- DO THIS
Which lines below hold the word "color"? Report each one.

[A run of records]
◆ ◆ ◆ ◆ ◆
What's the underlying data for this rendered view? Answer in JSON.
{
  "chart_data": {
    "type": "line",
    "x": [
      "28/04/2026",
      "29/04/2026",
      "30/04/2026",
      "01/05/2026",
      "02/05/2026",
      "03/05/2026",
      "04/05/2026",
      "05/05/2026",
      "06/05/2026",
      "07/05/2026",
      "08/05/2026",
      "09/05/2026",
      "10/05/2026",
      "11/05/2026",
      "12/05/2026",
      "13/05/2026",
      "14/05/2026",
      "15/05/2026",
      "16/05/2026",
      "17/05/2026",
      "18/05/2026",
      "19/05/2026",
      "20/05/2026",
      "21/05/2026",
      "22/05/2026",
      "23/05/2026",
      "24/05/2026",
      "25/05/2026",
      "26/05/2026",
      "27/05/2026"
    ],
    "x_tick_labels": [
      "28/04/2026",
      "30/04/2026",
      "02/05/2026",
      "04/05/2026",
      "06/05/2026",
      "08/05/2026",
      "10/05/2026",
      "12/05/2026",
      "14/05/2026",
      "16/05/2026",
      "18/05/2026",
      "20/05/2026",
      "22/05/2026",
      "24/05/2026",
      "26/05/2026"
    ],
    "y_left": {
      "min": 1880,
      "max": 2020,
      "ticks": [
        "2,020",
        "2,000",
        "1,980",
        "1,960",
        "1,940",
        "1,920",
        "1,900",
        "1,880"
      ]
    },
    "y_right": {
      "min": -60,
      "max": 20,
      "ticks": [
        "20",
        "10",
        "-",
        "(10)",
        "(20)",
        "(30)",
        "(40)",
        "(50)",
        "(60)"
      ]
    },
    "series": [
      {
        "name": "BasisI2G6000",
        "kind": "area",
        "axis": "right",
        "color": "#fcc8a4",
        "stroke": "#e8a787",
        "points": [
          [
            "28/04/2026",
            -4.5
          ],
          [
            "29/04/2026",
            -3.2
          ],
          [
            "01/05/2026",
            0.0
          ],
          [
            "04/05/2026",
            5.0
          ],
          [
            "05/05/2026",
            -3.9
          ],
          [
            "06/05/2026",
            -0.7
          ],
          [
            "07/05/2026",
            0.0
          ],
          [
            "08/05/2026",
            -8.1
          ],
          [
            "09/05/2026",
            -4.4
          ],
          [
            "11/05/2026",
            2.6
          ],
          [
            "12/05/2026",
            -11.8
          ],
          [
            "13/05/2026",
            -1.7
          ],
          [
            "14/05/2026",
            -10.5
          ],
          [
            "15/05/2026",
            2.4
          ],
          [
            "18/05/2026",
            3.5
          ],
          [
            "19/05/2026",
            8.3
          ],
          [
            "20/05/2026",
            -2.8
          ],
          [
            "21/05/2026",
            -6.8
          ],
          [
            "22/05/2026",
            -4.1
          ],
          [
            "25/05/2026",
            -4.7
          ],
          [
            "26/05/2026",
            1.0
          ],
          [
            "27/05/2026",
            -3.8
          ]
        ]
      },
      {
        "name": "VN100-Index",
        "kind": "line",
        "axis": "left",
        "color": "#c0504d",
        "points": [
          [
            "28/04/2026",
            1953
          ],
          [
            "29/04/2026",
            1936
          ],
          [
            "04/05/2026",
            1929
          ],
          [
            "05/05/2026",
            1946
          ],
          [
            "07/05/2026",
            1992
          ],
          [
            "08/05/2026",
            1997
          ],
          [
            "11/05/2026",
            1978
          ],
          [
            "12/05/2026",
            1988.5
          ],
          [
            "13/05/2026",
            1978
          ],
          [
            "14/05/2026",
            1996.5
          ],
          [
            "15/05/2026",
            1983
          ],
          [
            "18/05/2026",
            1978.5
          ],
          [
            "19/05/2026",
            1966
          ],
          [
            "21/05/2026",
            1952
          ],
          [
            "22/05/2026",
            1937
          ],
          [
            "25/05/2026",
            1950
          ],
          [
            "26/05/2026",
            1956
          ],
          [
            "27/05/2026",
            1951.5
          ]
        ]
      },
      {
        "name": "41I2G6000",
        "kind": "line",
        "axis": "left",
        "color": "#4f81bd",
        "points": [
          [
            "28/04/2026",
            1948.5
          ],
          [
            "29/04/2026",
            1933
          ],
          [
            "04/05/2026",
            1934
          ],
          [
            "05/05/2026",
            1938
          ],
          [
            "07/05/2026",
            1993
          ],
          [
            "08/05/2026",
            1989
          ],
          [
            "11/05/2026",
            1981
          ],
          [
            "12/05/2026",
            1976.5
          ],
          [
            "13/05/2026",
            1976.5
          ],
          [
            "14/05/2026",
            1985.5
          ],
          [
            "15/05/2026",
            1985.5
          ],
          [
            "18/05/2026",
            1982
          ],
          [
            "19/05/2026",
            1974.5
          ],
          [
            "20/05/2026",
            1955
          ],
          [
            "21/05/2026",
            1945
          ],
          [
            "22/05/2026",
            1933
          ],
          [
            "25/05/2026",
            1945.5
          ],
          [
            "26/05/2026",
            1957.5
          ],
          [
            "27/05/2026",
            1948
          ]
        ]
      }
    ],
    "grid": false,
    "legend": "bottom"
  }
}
◆ ◆ ◆ ◆ ◆
- TASK OUTPUT
        "color": "#fcc8a4",
        "color": "#c0504d",
        "color": "#4f81bd",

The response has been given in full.